## Start

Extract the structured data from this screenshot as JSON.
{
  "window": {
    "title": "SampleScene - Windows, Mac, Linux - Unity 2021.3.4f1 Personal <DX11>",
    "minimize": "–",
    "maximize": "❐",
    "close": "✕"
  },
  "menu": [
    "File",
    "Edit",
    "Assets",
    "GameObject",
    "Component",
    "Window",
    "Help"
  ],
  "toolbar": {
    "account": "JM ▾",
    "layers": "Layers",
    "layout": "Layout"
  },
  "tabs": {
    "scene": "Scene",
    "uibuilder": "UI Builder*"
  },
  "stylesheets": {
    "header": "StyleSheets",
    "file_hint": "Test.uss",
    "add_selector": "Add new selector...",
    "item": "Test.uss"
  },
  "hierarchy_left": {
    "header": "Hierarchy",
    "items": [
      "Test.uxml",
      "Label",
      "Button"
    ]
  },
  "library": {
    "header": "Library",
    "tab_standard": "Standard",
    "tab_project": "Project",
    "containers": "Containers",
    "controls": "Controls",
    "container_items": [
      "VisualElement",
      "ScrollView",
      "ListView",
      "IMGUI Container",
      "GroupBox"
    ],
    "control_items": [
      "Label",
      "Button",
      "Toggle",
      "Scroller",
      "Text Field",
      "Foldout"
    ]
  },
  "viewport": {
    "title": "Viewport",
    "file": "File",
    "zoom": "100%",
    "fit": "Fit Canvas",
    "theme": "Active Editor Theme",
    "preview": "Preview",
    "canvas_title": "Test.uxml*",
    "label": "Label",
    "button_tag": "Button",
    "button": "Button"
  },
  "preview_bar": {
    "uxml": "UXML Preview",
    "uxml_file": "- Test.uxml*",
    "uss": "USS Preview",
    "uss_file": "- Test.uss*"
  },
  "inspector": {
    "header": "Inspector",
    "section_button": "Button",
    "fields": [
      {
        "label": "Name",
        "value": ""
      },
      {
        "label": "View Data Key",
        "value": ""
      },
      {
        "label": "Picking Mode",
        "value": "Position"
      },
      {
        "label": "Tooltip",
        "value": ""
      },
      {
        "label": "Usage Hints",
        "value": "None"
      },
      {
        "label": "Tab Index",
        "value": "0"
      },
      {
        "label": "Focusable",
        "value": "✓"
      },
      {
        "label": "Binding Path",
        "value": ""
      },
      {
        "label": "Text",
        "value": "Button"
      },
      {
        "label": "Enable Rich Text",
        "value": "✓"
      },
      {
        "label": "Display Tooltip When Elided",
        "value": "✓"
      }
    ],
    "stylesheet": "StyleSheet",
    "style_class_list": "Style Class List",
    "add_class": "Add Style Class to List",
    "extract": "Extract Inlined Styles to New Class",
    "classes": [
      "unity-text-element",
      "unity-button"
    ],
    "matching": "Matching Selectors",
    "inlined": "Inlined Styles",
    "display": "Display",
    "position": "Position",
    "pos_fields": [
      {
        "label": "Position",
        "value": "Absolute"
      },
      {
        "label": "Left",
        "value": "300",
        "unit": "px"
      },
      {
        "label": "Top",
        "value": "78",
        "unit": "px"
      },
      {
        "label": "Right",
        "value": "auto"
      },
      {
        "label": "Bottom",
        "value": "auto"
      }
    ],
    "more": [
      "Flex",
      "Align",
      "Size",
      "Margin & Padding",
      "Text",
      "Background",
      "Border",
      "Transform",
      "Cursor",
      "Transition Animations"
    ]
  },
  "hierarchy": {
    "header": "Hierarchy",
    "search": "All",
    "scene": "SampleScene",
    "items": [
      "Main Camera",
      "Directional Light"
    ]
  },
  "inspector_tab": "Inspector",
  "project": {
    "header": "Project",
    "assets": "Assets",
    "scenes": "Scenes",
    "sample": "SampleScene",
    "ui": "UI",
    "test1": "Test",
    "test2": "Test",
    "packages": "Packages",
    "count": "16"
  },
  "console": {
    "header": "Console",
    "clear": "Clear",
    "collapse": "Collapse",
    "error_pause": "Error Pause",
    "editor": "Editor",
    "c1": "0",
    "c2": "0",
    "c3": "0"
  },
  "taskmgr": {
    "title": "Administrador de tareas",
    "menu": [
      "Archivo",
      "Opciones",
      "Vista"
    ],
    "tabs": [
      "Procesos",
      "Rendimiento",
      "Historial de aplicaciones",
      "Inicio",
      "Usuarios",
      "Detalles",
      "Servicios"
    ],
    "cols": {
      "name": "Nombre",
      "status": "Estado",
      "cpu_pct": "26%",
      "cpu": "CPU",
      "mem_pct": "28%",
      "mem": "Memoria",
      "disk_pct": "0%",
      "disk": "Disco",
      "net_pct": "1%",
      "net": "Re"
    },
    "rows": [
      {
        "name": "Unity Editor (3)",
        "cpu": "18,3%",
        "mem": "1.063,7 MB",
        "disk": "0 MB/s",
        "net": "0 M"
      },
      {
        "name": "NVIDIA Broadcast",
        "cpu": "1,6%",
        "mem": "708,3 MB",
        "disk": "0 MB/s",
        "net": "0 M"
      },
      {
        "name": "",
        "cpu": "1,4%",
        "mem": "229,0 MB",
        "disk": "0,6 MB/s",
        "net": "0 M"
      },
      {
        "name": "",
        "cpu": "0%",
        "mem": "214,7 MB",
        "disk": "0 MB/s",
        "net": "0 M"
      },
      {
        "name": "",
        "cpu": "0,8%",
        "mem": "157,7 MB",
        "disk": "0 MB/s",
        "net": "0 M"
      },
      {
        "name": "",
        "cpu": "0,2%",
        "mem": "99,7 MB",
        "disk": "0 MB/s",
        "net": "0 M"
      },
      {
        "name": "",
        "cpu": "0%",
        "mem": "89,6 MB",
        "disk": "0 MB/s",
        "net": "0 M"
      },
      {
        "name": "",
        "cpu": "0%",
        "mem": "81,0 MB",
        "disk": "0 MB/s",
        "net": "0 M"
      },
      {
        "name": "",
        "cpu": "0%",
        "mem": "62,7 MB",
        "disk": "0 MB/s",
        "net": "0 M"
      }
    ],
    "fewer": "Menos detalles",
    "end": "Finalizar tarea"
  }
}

## End

EXERCISE:
Copy each line above that contains the word "Test".

EXERCISE OUTPUT:
    "file_hint": "Test.uss",
    "item": "Test.uss"
      "Test.uxml",
    "canvas_title": "Test.uxml*",
    "uxml_file": "- Test.uxml*",
    "uss_file": "- Test.uss*"
    "test1": "Test",
    "test2": "Test",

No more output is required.